> **Exercise brief**
With the images removed, repeat the data below exactly.

> **Records for this task**
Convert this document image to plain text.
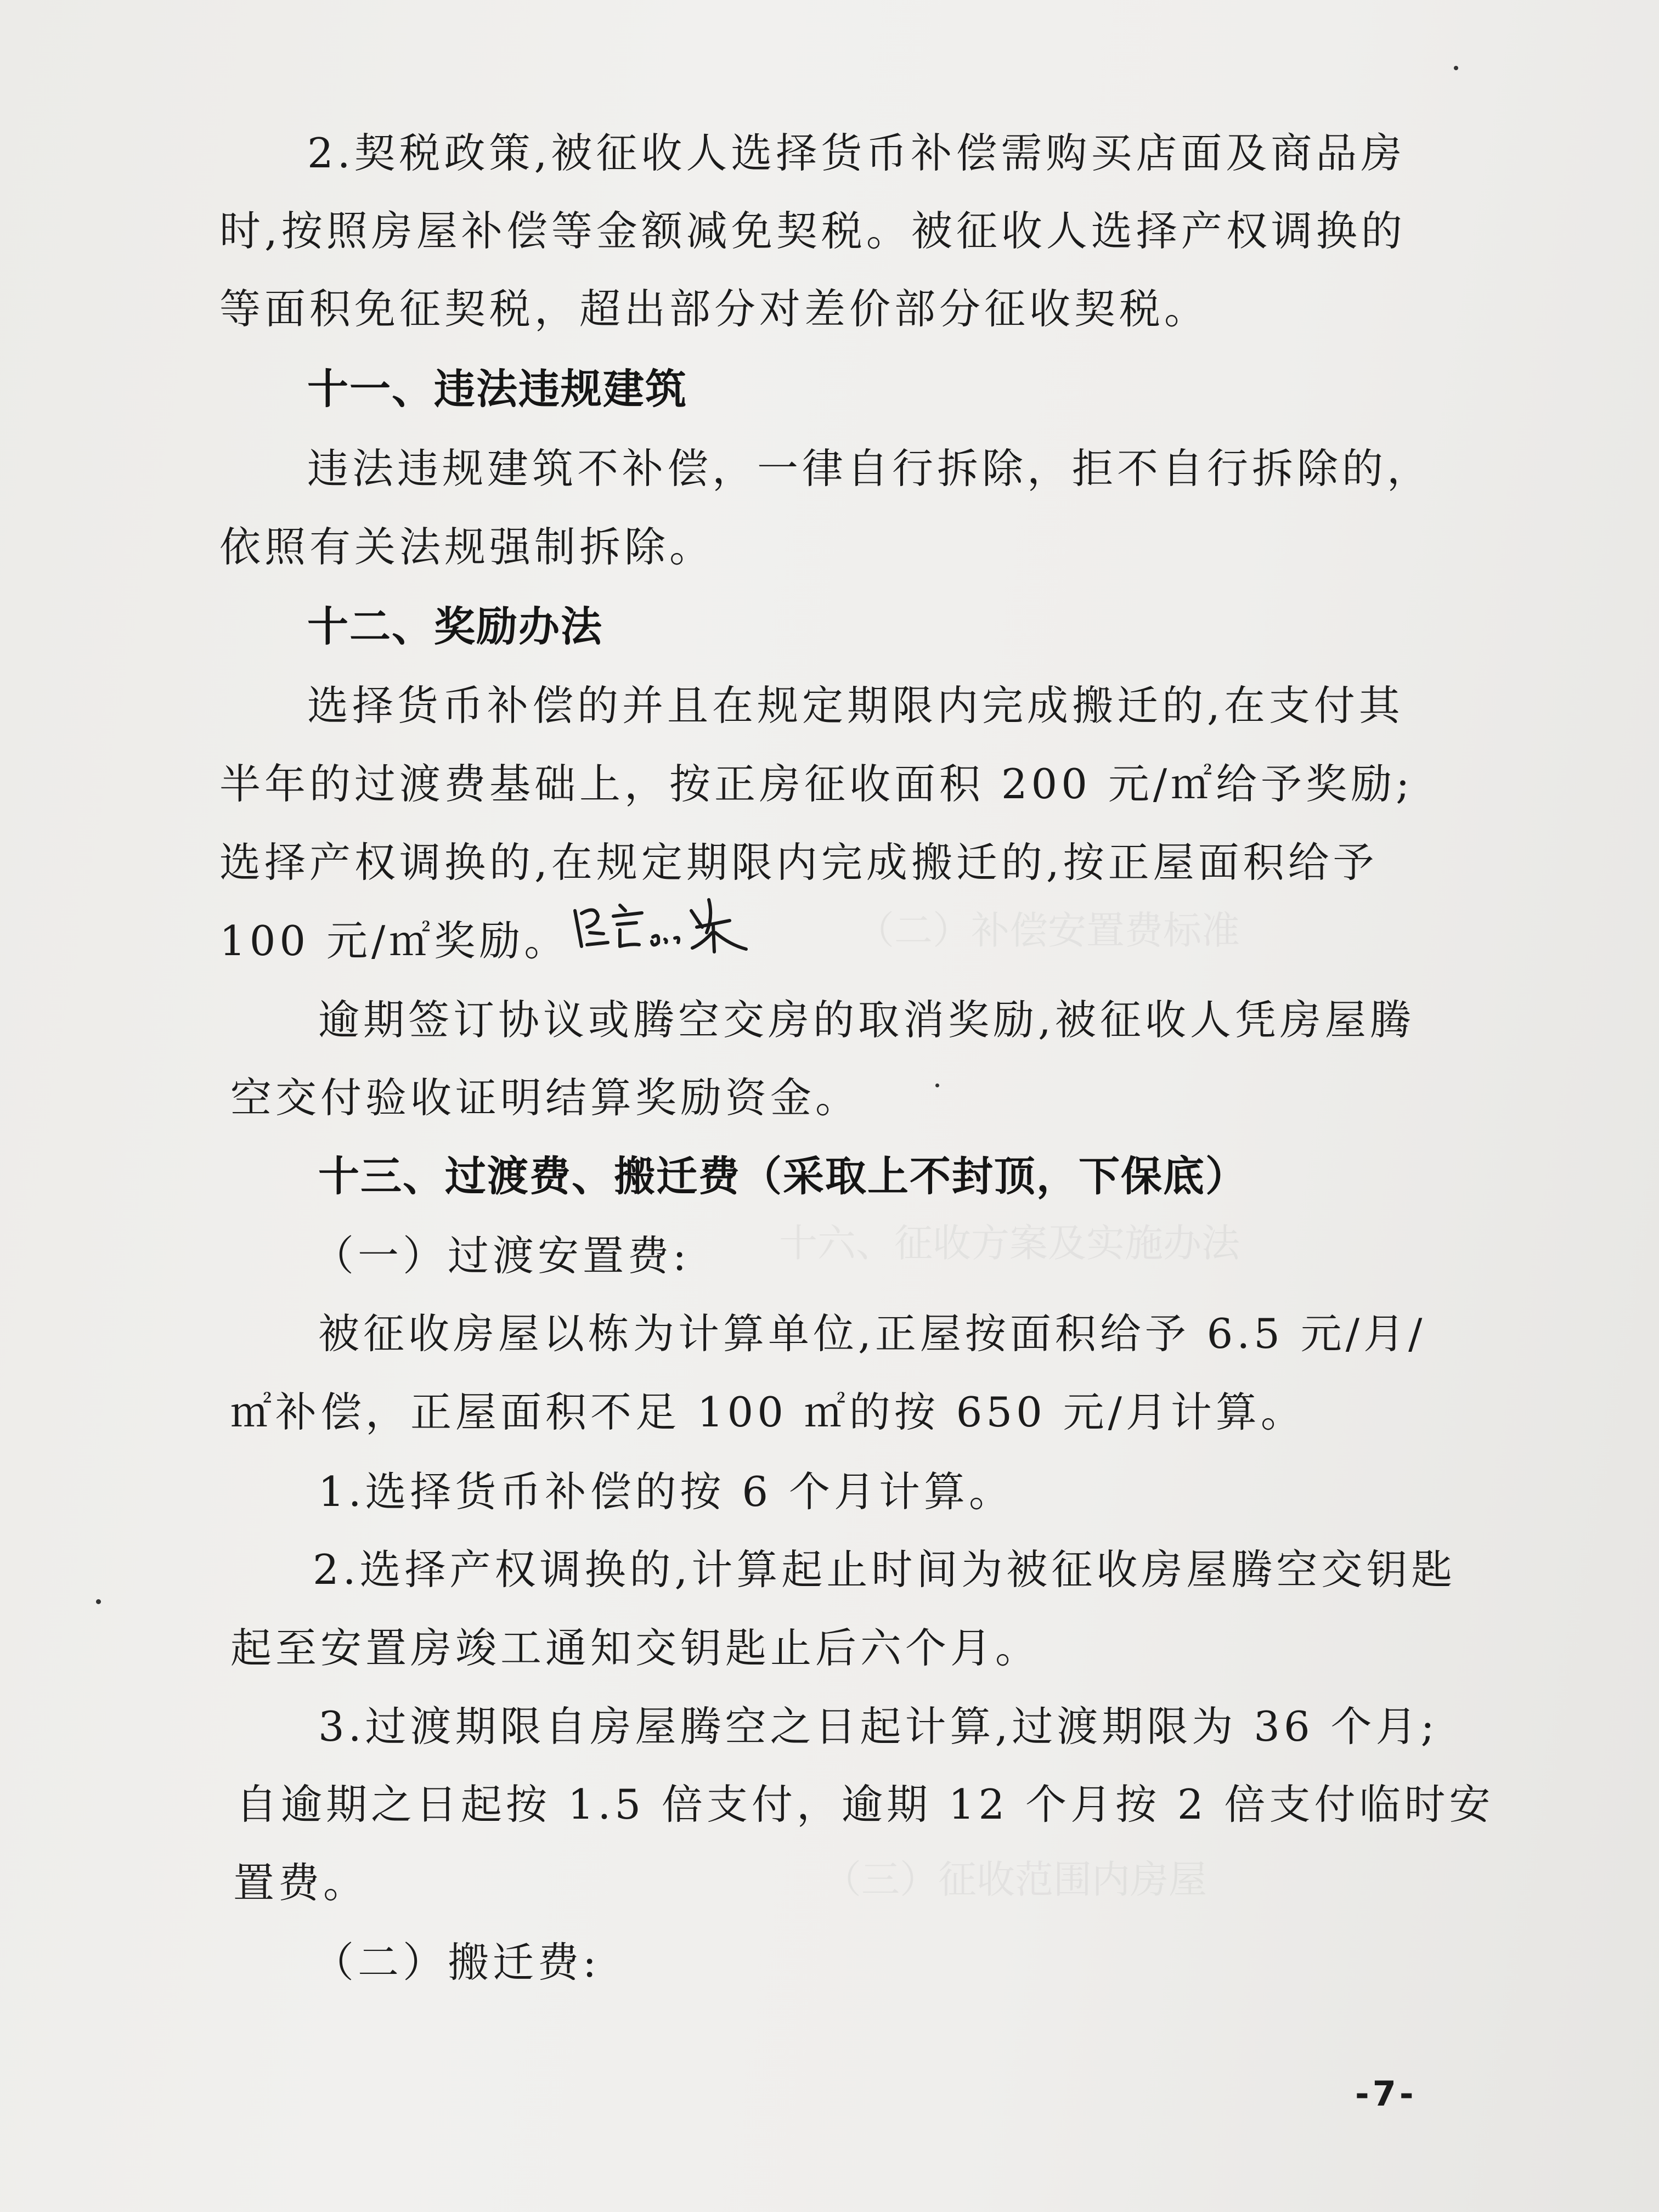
（二）补偿安置费标准
十六、征收方案及实施办法
（三）征收范围内房屋
2.契税政策,被征收人选择货币补偿需购买店面及商品房
时,按照房屋补偿等金额减免契税。被征收人选择产权调换的
等面积免征契税，超出部分对差价部分征收契税。
十一、违法违规建筑
违法违规建筑不补偿，一律自行拆除，拒不自行拆除的，
依照有关法规强制拆除。
十二、奖励办法
选择货币补偿的并且在规定期限内完成搬迁的,在支付其
半年的过渡费基础上，按正房征收面积 200 元/㎡给予奖励;
选择产权调换的,在规定期限内完成搬迁的,按正屋面积给予
100 元/㎡奖励。
逾期签订协议或腾空交房的取消奖励,被征收人凭房屋腾
空交付验收证明结算奖励资金。
十三、过渡费、搬迁费（采取上不封顶，下保底）
（一）过渡安置费:
被征收房屋以栋为计算单位,正屋按面积给予 6.5 元/月/
㎡补偿，正屋面积不足 100 ㎡的按 650 元/月计算。
1.选择货币补偿的按 6 个月计算。
2.选择产权调换的,计算起止时间为被征收房屋腾空交钥匙
起至安置房竣工通知交钥匙止后六个月。
3.过渡期限自房屋腾空之日起计算,过渡期限为 36 个月;
自逾期之日起按 1.5 倍支付，逾期 12 个月按 2 倍支付临时安
置费。
（二）搬迁费:
-7-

> **Exercise result**
Convert this document image to plain text.
（二）补偿安置费标准
十六、征收方案及实施办法
（三）征收范围内房屋
2.契税政策,被征收人选择货币补偿需购买店面及商品房
时,按照房屋补偿等金额减免契税。被征收人选择产权调换的
等面积免征契税，超出部分对差价部分征收契税。
十一、违法违规建筑
违法违规建筑不补偿，一律自行拆除，拒不自行拆除的，
依照有关法规强制拆除。
十二、奖励办法
选择货币补偿的并且在规定期限内完成搬迁的,在支付其
半年的过渡费基础上，按正房征收面积 200 元/㎡给予奖励;
选择产权调换的,在规定期限内完成搬迁的,按正屋面积给予
100 元/㎡奖励。
逾期签订协议或腾空交房的取消奖励,被征收人凭房屋腾
空交付验收证明结算奖励资金。
十三、过渡费、搬迁费（采取上不封顶，下保底）
（一）过渡安置费:
被征收房屋以栋为计算单位,正屋按面积给予 6.5 元/月/
㎡补偿，正屋面积不足 100 ㎡的按 650 元/月计算。
1.选择货币补偿的按 6 个月计算。
2.选择产权调换的,计算起止时间为被征收房屋腾空交钥匙
起至安置房竣工通知交钥匙止后六个月。
3.过渡期限自房屋腾空之日起计算,过渡期限为 36 个月;
自逾期之日起按 1.5 倍支付，逾期 12 个月按 2 倍支付临时安
置费。
（二）搬迁费:
-7-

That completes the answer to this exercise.